-- Begin Records --

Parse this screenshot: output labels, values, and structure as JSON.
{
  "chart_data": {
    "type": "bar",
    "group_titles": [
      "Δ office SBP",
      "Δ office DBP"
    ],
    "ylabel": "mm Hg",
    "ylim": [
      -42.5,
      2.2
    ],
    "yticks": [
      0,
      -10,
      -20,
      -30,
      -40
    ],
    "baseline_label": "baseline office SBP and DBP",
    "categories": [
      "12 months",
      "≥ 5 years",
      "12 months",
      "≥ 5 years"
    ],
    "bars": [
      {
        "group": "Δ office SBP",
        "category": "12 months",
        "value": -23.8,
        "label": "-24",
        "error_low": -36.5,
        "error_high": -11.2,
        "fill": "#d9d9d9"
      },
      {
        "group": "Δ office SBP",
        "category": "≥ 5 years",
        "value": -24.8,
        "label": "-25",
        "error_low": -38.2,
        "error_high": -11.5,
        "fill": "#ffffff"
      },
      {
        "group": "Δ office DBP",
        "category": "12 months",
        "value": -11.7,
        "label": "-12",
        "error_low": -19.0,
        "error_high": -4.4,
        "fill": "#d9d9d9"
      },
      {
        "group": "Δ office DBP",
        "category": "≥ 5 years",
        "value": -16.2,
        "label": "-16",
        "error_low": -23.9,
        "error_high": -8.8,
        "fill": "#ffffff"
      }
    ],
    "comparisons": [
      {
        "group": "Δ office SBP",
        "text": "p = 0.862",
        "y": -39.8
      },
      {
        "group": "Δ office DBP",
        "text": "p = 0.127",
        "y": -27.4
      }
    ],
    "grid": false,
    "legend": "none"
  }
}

-- End Records --

### What to do
Every line above needs to be retyped exactly.

### Correct output
Parse this screenshot: output labels, values, and structure as JSON.
{
  "chart_data": {
    "type": "bar",
    "group_titles": [
      "Δ office SBP",
      "Δ office DBP"
    ],
    "ylabel": "mm Hg",
    "ylim": [
      -42.5,
      2.2
    ],
    "yticks": [
      0,
      -10,
      -20,
      -30,
      -40
    ],
    "baseline_label": "baseline office SBP and DBP",
    "categories": [
      "12 months",
      "≥ 5 years",
      "12 months",
      "≥ 5 years"
    ],
    "bars": [
      {
        "group": "Δ office SBP",
        "category": "12 months",
        "value": -23.8,
        "label": "-24",
        "error_low": -36.5,
        "error_high": -11.2,
        "fill": "#d9d9d9"
      },
      {
        "group": "Δ office SBP",
        "category": "≥ 5 years",
        "value": -24.8,
        "label": "-25",
        "error_low": -38.2,
        "error_high": -11.5,
        "fill": "#ffffff"
      },
      {
        "group": "Δ office DBP",
        "category": "12 months",
        "value": -11.7,
        "label": "-12",
        "error_low": -19.0,
        "error_high": -4.4,
        "fill": "#d9d9d9"
      },
      {
        "group": "Δ office DBP",
        "category": "≥ 5 years",
        "value": -16.2,
        "label": "-16",
        "error_low": -23.9,
        "error_high": -8.8,
        "fill": "#ffffff"
      }
    ],
    "comparisons": [
      {
        "group": "Δ office SBP",
        "text": "p = 0.862",
        "y": -39.8
      },
      {
        "group": "Δ office DBP",
        "text": "p = 0.127",
        "y": -27.4
      }
    ],
    "grid": false,
    "legend": "none"
  }
}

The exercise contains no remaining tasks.